To be done: Output the lines as a Markdown table with the columns No. and Line, numbering each row and omitting any blank lines.

***** Source records *****

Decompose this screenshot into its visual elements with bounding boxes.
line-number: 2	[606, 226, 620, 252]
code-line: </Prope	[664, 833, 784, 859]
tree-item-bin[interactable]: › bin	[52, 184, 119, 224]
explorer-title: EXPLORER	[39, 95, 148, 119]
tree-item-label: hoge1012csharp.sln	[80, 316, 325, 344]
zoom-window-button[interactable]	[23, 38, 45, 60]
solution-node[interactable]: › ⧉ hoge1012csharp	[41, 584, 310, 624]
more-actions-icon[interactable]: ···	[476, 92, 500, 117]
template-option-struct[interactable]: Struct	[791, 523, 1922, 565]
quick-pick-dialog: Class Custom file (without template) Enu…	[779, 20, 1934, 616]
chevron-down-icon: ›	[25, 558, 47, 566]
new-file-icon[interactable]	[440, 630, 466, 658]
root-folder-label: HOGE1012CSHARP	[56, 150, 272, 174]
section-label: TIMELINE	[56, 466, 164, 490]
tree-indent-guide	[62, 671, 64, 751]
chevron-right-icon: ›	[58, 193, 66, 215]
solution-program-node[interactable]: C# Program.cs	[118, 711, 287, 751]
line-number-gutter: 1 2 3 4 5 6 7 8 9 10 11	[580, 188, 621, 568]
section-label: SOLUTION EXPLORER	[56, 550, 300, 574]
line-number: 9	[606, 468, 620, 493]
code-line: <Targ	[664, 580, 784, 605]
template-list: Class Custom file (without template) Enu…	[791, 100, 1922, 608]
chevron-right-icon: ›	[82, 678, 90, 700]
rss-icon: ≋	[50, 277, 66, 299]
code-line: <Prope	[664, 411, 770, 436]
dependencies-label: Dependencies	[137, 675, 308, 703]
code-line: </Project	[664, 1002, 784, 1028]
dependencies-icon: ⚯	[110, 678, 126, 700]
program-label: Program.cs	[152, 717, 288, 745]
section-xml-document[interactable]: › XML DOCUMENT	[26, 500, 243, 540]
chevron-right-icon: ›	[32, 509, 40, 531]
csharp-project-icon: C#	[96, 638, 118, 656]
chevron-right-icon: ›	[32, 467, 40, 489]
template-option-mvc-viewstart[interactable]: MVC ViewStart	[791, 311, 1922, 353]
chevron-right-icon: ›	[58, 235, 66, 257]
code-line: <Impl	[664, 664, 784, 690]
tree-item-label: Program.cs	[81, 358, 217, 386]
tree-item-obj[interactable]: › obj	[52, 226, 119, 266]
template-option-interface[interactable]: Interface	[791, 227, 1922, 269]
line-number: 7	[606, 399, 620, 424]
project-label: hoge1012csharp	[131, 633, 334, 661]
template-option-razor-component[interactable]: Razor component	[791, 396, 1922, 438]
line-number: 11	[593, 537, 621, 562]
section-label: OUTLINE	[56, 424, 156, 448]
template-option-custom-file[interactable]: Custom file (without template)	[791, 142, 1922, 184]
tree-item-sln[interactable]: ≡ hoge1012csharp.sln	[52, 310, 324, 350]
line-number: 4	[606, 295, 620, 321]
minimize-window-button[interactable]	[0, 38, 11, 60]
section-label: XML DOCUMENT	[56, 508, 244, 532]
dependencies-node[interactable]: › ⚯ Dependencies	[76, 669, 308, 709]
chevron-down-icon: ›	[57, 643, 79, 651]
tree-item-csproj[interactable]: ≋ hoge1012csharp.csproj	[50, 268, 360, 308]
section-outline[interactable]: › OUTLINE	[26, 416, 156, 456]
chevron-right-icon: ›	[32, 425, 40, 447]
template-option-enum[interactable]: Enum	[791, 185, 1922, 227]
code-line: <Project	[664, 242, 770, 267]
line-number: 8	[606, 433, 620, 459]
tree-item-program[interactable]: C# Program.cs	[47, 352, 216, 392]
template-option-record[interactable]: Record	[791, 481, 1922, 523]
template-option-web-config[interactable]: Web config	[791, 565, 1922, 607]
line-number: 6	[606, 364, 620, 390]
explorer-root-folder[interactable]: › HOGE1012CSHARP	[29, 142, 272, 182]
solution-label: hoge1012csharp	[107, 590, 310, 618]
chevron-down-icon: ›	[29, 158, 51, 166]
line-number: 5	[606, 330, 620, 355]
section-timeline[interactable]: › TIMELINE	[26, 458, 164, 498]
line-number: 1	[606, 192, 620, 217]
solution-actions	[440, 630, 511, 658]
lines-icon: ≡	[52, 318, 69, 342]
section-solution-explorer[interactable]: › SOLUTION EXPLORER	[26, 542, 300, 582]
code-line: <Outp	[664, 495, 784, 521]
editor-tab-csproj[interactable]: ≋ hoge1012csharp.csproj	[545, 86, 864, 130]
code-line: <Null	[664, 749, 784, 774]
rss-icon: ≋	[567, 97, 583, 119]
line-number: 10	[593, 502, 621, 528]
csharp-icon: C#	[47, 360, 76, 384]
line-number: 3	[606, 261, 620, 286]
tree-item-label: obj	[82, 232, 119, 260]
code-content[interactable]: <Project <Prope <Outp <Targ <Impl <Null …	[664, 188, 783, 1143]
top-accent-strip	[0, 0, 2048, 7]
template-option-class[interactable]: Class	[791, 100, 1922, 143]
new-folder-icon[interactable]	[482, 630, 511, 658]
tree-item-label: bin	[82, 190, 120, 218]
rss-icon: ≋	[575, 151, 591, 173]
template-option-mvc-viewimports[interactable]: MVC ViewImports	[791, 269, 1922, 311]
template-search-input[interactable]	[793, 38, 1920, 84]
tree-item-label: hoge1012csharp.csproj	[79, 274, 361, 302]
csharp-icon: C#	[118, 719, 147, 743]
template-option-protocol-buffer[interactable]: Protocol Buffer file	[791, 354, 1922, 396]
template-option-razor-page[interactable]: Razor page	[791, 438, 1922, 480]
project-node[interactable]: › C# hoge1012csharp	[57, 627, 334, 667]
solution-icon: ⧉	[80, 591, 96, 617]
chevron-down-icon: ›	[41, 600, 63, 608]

*****

Complete answer:
| No. | Line |
|---|---|
| 1 | Decompose this screenshot into its visual elements with bounding boxes. |
| 2 | line-number: 2	[606, 226, 620, 252] |
| 3 | code-line: </Prope	[664, 833, 784, 859] |
| 4 | tree-item-bin[interactable]: › bin	[52, 184, 119, 224] |
| 5 | explorer-title: EXPLORER	[39, 95, 148, 119] |
| 6 | tree-item-label: hoge1012csharp.sln	[80, 316, 325, 344] |
| 7 | zoom-window-button[interactable]	[23, 38, 45, 60] |
| 8 | solution-node[interactable]: › ⧉ hoge1012csharp	[41, 584, 310, 624] |
| 9 | more-actions-icon[interactable]: ···	[476, 92, 500, 117] |
| 10 | template-option-struct[interactable]: Struct	[791, 523, 1922, 565] |
| 11 | quick-pick-dialog: Class Custom file (without template) Enu…	[779, 20, 1934, 616] |
| 12 | chevron-down-icon: ›	[25, 558, 47, 566] |
| 13 | new-file-icon[interactable]	[440, 630, 466, 658] |
| 14 | root-folder-label: HOGE1012CSHARP	[56, 150, 272, 174] |
| 15 | section-label: TIMELINE	[56, 466, 164, 490] |
| 16 | tree-indent-guide	[62, 671, 64, 751] |
| 17 | chevron-right-icon: ›	[58, 193, 66, 215] |
| 18 | solution-program-node[interactable]: C# Program.cs	[118, 711, 287, 751] |
| 19 | line-number-gutter: 1 2 3 4 5 6 7 8 9 10 11	[580, 188, 621, 568] |
| 20 | section-label: SOLUTION EXPLORER	[56, 550, 300, 574] |
| 21 | line-number: 9	[606, 468, 620, 493] |
| 22 | code-line: <Targ	[664, 580, 784, 605] |
| 23 | template-list: Class Custom file (without template) Enu…	[791, 100, 1922, 608] |
| 24 | chevron-right-icon: ›	[82, 678, 90, 700] |
| 25 | rss-icon: ≋	[50, 277, 66, 299] |
| 26 | code-line: <Prope	[664, 411, 770, 436] |
| 27 | dependencies-label: Dependencies	[137, 675, 308, 703] |
| 28 | code-line: </Project	[664, 1002, 784, 1028] |
| 29 | dependencies-icon: ⚯	[110, 678, 126, 700] |
| 30 | program-label: Program.cs	[152, 717, 288, 745] |
| 31 | section-xml-document[interactable]: › XML DOCUMENT	[26, 500, 243, 540] |
| 32 | chevron-right-icon: ›	[32, 509, 40, 531] |
| 33 | csharp-project-icon: C#	[96, 638, 118, 656] |
| 34 | chevron-right-icon: ›	[32, 467, 40, 489] |
| 35 | template-option-mvc-viewstart[interactable]: MVC ViewStart	[791, 311, 1922, 353] |
| 36 | chevron-right-icon: ›	[58, 235, 66, 257] |
| 37 | code-line: <Impl	[664, 664, 784, 690] |
| 38 | tree-item-label: Program.cs	[81, 358, 217, 386] |
| 39 | tree-item-obj[interactable]: › obj	[52, 226, 119, 266] |
| 40 | template-option-interface[interactable]: Interface	[791, 227, 1922, 269] |
| 41 | line-number: 7	[606, 399, 620, 424] |
| 42 | project-label: hoge1012csharp	[131, 633, 334, 661] |
| 43 | template-option-razor-component[interactable]: Razor component	[791, 396, 1922, 438] |
| 44 | line-number: 11	[593, 537, 621, 562] |
| 45 | section-label: OUTLINE	[56, 424, 156, 448] |
| 46 | template-option-custom-file[interactable]: Custom file (without template)	[791, 142, 1922, 184] |
| 47 | tree-item-sln[interactable]: ≡ hoge1012csharp.sln	[52, 310, 324, 350] |
| 48 | line-number: 4	[606, 295, 620, 321] |
| 49 | minimize-window-button[interactable]	[0, 38, 11, 60] |
| 50 | section-label: XML DOCUMENT	[56, 508, 244, 532] |
| 51 | dependencies-node[interactable]: › ⚯ Dependencies	[76, 669, 308, 709] |
| 52 | chevron-down-icon: ›	[57, 643, 79, 651] |
| 53 | tree-item-csproj[interactable]: ≋ hoge1012csharp.csproj	[50, 268, 360, 308] |
| 54 | section-outline[interactable]: › OUTLINE	[26, 416, 156, 456] |
| 55 | chevron-right-icon: ›	[32, 425, 40, 447] |
| 56 | template-option-enum[interactable]: Enum	[791, 185, 1922, 227] |
| 57 | code-line: <Project	[664, 242, 770, 267] |
| 58 | line-number: 8	[606, 433, 620, 459] |
| 59 | tree-item-program[interactable]: C# Program.cs	[47, 352, 216, 392] |
| 60 | template-option-record[interactable]: Record	[791, 481, 1922, 523] |
| 61 | template-option-web-config[interactable]: Web config	[791, 565, 1922, 607] |
| 62 | line-number: 6	[606, 364, 620, 390] |
| 63 | explorer-root-folder[interactable]: › HOGE1012CSHARP	[29, 142, 272, 182] |
| 64 | solution-label: hoge1012csharp	[107, 590, 310, 618] |
| 65 | chevron-down-icon: ›	[29, 158, 51, 166] |
| 66 | line-number: 5	[606, 330, 620, 355] |
| 67 | section-timeline[interactable]: › TIMELINE	[26, 458, 164, 498] |
| 68 | line-number: 1	[606, 192, 620, 217] |
| 69 | solution-actions	[440, 630, 511, 658] |
| 70 | lines-icon: ≡	[52, 318, 69, 342] |
| 71 | section-solution-explorer[interactable]: › SOLUTION EXPLORER	[26, 542, 300, 582] |
| 72 | code-line: <Outp	[664, 495, 784, 521] |
| 73 | editor-tab-csproj[interactable]: ≋ hoge1012csharp.csproj	[545, 86, 864, 130] |
| 74 | code-line: <Null	[664, 749, 784, 774] |
| 75 | rss-icon: ≋	[567, 97, 583, 119] |
| 76 | line-number: 10	[593, 502, 621, 528] |
| 77 | csharp-icon: C#	[47, 360, 76, 384] |
| 78 | line-number: 3	[606, 261, 620, 286] |
| 79 | tree-item-label: obj	[82, 232, 119, 260] |
| 80 | code-content[interactable]: <Project <Prope <Outp <Targ <Impl <Null …	[664, 188, 783, 1143] |
| 81 | top-accent-strip	[0, 0, 2048, 7] |
| 82 | template-option-class[interactable]: Class	[791, 100, 1922, 143] |
| 83 | new-folder-icon[interactable]	[482, 630, 511, 658] |
| 84 | tree-item-label: bin	[82, 190, 120, 218] |
| 85 | rss-icon: ≋	[575, 151, 591, 173] |
| 86 | template-option-mvc-viewimports[interactable]: MVC ViewImports	[791, 269, 1922, 311] |
| 87 | template-search-input[interactable]	[793, 38, 1920, 84] |
| 88 | tree-item-label: hoge1012csharp.csproj	[79, 274, 361, 302] |
| 89 | csharp-icon: C#	[118, 719, 147, 743] |
| 90 | template-option-protocol-buffer[interactable]: Protocol Buffer file	[791, 354, 1922, 396] |
| 91 | template-option-razor-page[interactable]: Razor page	[791, 438, 1922, 480] |
| 92 | project-node[interactable]: › C# hoge1012csharp	[57, 627, 334, 667] |
| 93 | solution-icon: ⧉	[80, 591, 96, 617] |
| 94 | chevron-down-icon: ›	[41, 600, 63, 608] |